• **Do this**:
Please restate the following records word for word.

─── Extracted material ───

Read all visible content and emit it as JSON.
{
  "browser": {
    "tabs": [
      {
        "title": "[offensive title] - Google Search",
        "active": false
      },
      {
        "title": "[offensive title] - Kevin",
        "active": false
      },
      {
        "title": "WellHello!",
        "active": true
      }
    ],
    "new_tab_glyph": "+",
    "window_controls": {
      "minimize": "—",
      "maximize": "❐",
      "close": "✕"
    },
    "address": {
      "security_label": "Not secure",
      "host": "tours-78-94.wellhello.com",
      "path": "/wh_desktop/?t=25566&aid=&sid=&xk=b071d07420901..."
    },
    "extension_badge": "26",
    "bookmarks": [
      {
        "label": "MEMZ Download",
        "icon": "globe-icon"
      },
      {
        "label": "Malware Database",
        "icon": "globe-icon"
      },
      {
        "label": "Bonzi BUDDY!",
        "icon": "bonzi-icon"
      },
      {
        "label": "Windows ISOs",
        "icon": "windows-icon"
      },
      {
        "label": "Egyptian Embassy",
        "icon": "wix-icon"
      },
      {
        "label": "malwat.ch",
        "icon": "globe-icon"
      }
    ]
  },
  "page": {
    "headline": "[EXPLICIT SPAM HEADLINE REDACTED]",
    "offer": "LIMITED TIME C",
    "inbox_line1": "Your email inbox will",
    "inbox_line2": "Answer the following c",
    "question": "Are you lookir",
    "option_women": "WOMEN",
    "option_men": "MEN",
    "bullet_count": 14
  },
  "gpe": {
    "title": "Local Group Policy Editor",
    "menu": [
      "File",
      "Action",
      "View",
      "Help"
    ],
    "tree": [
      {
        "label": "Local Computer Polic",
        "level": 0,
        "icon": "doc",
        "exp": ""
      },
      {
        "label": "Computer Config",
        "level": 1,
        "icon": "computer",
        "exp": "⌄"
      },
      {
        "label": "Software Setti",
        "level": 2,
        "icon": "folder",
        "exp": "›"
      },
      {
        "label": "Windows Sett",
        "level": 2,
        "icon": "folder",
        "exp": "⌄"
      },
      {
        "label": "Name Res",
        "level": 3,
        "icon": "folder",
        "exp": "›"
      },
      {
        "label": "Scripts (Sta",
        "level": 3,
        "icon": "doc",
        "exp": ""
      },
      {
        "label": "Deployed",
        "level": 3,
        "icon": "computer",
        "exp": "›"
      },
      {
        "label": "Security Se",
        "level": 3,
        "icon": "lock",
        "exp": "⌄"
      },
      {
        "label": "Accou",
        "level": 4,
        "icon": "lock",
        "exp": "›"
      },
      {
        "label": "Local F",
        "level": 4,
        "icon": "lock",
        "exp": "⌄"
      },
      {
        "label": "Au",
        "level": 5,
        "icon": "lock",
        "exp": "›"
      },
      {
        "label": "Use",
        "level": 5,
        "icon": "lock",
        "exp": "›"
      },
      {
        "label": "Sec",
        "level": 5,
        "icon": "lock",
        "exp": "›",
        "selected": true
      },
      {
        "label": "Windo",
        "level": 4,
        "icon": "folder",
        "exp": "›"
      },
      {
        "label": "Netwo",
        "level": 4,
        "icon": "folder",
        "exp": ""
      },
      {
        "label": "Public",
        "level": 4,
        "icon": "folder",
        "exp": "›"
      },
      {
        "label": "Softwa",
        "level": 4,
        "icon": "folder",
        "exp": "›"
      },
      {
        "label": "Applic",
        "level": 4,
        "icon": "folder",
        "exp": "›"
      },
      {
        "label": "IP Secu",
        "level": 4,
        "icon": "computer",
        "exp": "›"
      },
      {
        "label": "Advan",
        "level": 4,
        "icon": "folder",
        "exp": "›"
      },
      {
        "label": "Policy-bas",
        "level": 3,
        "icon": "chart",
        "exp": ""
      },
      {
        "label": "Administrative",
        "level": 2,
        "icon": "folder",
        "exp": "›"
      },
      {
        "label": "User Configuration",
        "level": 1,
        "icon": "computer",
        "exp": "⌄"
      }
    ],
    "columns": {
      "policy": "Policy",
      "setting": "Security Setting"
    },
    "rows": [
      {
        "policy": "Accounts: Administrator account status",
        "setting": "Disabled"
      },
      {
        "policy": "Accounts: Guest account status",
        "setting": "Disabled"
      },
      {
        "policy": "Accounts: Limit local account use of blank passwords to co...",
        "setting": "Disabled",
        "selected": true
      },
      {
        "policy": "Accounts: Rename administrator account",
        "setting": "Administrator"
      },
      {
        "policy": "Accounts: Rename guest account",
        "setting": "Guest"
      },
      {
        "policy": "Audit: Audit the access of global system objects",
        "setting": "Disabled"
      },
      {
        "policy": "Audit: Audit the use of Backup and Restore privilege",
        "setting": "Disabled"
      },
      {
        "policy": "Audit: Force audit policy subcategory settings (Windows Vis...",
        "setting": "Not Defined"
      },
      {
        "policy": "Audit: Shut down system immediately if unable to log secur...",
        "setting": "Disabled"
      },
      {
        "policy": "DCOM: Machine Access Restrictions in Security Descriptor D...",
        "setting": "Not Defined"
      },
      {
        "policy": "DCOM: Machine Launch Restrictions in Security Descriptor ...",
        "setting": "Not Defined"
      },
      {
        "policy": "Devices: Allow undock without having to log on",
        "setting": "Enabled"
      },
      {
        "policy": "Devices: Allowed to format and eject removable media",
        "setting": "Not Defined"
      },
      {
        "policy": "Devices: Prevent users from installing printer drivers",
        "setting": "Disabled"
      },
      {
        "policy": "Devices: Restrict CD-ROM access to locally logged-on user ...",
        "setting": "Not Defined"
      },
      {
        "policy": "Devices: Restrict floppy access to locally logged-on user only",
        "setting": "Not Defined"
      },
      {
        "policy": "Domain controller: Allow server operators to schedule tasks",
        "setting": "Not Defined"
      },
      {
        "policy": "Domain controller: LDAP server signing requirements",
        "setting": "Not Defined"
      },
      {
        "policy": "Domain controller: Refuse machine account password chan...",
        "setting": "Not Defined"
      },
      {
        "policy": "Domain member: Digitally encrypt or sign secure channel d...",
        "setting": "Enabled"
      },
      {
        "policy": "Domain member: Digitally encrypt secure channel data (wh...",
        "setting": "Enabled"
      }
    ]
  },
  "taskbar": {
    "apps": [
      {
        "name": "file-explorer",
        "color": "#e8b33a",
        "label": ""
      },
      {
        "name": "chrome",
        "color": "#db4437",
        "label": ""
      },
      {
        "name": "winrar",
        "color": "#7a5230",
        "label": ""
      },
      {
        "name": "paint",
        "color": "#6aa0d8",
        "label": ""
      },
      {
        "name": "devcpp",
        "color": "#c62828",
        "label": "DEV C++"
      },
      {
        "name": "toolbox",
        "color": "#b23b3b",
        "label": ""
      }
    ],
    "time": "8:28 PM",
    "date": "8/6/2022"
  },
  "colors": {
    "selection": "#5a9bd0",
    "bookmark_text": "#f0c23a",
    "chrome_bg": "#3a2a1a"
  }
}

───

• **The reply**:
Read all visible content and emit it as JSON.
{
  "browser": {
    "tabs": [
      {
        "title": "[offensive title] - Google Search",
        "active": false
      },
      {
        "title": "[offensive title] - Kevin",
        "active": false
      },
      {
        "title": "WellHello!",
        "active": true
      }
    ],
    "new_tab_glyph": "+",
    "window_controls": {
      "minimize": "—",
      "maximize": "❐",
      "close": "✕"
    },
    "address": {
      "security_label": "Not secure",
      "host": "tours-78-94.wellhello.com",
      "path": "/wh_desktop/?t=25566&aid=&sid=&xk=b071d07420901..."
    },
    "extension_badge": "26",
    "bookmarks": [
      {
        "label": "MEMZ Download",
        "icon": "globe-icon"
      },
      {
        "label": "Malware Database",
        "icon": "globe-icon"
      },
      {
        "label": "Bonzi BUDDY!",
        "icon": "bonzi-icon"
      },
      {
        "label": "Windows ISOs",
        "icon": "windows-icon"
      },
      {
        "label": "Egyptian Embassy",
        "icon": "wix-icon"
      },
      {
        "label": "malwat.ch",
        "icon": "globe-icon"
      }
    ]
  },
  "page": {
    "headline": "[EXPLICIT SPAM HEADLINE REDACTED]",
    "offer": "LIMITED TIME C",
    "inbox_line1": "Your email inbox will",
    "inbox_line2": "Answer the following c",
    "question": "Are you lookir",
    "option_women": "WOMEN",
    "option_men": "MEN",
    "bullet_count": 14
  },
  "gpe": {
    "title": "Local Group Policy Editor",
    "menu": [
      "File",
      "Action",
      "View",
      "Help"
    ],
    "tree": [
      {
        "label": "Local Computer Polic",
        "level": 0,
        "icon": "doc",
        "exp": ""
      },
      {
        "label": "Computer Config",
        "level": 1,
        "icon": "computer",
        "exp": "⌄"
      },
      {
        "label": "Software Setti",
        "level": 2,
        "icon": "folder",
        "exp": "›"
      },
      {
        "label": "Windows Sett",
        "level": 2,
        "icon": "folder",
        "exp": "⌄"
      },
      {
        "label": "Name Res",
        "level": 3,
        "icon": "folder",
        "exp": "›"
      },
      {
        "label": "Scripts (Sta",
        "level": 3,
        "icon": "doc",
        "exp": ""
      },
      {
        "label": "Deployed",
        "level": 3,
        "icon": "computer",
        "exp": "›"
      },
      {
        "label": "Security Se",
        "level": 3,
        "icon": "lock",
        "exp": "⌄"
      },
      {
        "label": "Accou",
        "level": 4,
        "icon": "lock",
        "exp": "›"
      },
      {
        "label": "Local F",
        "level": 4,
        "icon": "lock",
        "exp": "⌄"
      },
      {
        "label": "Au",
        "level": 5,
        "icon": "lock",
        "exp": "›"
      },
      {
        "label": "Use",
        "level": 5,
        "icon": "lock",
        "exp": "›"
      },
      {
        "label": "Sec",
        "level": 5,
        "icon": "lock",
        "exp": "›",
        "selected": true
      },
      {
        "label": "Windo",
        "level": 4,
        "icon": "folder",
        "exp": "›"
      },
      {
        "label": "Netwo",
        "level": 4,
        "icon": "folder",
        "exp": ""
      },
      {
        "label": "Public",
        "level": 4,
        "icon": "folder",
        "exp": "›"
      },
      {
        "label": "Softwa",
        "level": 4,
        "icon": "folder",
        "exp": "›"
      },
      {
        "label": "Applic",
        "level": 4,
        "icon": "folder",
        "exp": "›"
      },
      {
        "label": "IP Secu",
        "level": 4,
        "icon": "computer",
        "exp": "›"
      },
      {
        "label": "Advan",
        "level": 4,
        "icon": "folder",
        "exp": "›"
      },
      {
        "label": "Policy-bas",
        "level": 3,
        "icon": "chart",
        "exp": ""
      },
      {
        "label": "Administrative",
        "level": 2,
        "icon": "folder",
        "exp": "›"
      },
      {
        "label": "User Configuration",
        "level": 1,
        "icon": "computer",
        "exp": "⌄"
      }
    ],
    "columns": {
      "policy": "Policy",
      "setting": "Security Setting"
    },
    "rows": [
      {
        "policy": "Accounts: Administrator account status",
        "setting": "Disabled"
      },
      {
        "policy": "Accounts: Guest account status",
        "setting": "Disabled"
      },
      {
        "policy": "Accounts: Limit local account use of blank passwords to co...",
        "setting": "Disabled",
        "selected": true
      },
      {
        "policy": "Accounts: Rename administrator account",
        "setting": "Administrator"
      },
      {
        "policy": "Accounts: Rename guest account",
        "setting": "Guest"
      },
      {
        "policy": "Audit: Audit the access of global system objects",
        "setting": "Disabled"
      },
      {
        "policy": "Audit: Audit the use of Backup and Restore privilege",
        "setting": "Disabled"
      },
      {
        "policy": "Audit: Force audit policy subcategory settings (Windows Vis...",
        "setting": "Not Defined"
      },
      {
        "policy": "Audit: Shut down system immediately if unable to log secur...",
        "setting": "Disabled"
      },
      {
        "policy": "DCOM: Machine Access Restrictions in Security Descriptor D...",
        "setting": "Not Defined"
      },
      {
        "policy": "DCOM: Machine Launch Restrictions in Security Descriptor ...",
        "setting": "Not Defined"
      },
      {
        "policy": "Devices: Allow undock without having to log on",
        "setting": "Enabled"
      },
      {
        "policy": "Devices: Allowed to format and eject removable media",
        "setting": "Not Defined"
      },
      {
        "policy": "Devices: Prevent users from installing printer drivers",
        "setting": "Disabled"
      },
      {
        "policy": "Devices: Restrict CD-ROM access to locally logged-on user ...",
        "setting": "Not Defined"
      },
      {
        "policy": "Devices: Restrict floppy access to locally logged-on user only",
        "setting": "Not Defined"
      },
      {
        "policy": "Domain controller: Allow server operators to schedule tasks",
        "setting": "Not Defined"
      },
      {
        "policy": "Domain controller: LDAP server signing requirements",
        "setting": "Not Defined"
      },
      {
        "policy": "Domain controller: Refuse machine account password chan...",
        "setting": "Not Defined"
      },
      {
        "policy": "Domain member: Digitally encrypt or sign secure channel d...",
        "setting": "Enabled"
      },
      {
        "policy": "Domain member: Digitally encrypt secure channel data (wh...",
        "setting": "Enabled"
      }
    ]
  },
  "taskbar": {
    "apps": [
      {
        "name": "file-explorer",
        "color": "#e8b33a",
        "label": ""
      },
      {
        "name": "chrome",
        "color": "#db4437",
        "label": ""
      },
      {
        "name": "winrar",
        "color": "#7a5230",
        "label": ""
      },
      {
        "name": "paint",
        "color": "#6aa0d8",
        "label": ""
      },
      {
        "name": "devcpp",
        "color": "#c62828",
        "label": "DEV C++"
      },
      {
        "name": "toolbox",
        "color": "#b23b3b",
        "label": ""
      }
    ],
    "time": "8:28 PM",
    "date": "8/6/2022"
  },
  "colors": {
    "selection": "#5a9bd0",
    "bookmark_text": "#f0c23a",
    "chrome_bg": "#3a2a1a"
  }
}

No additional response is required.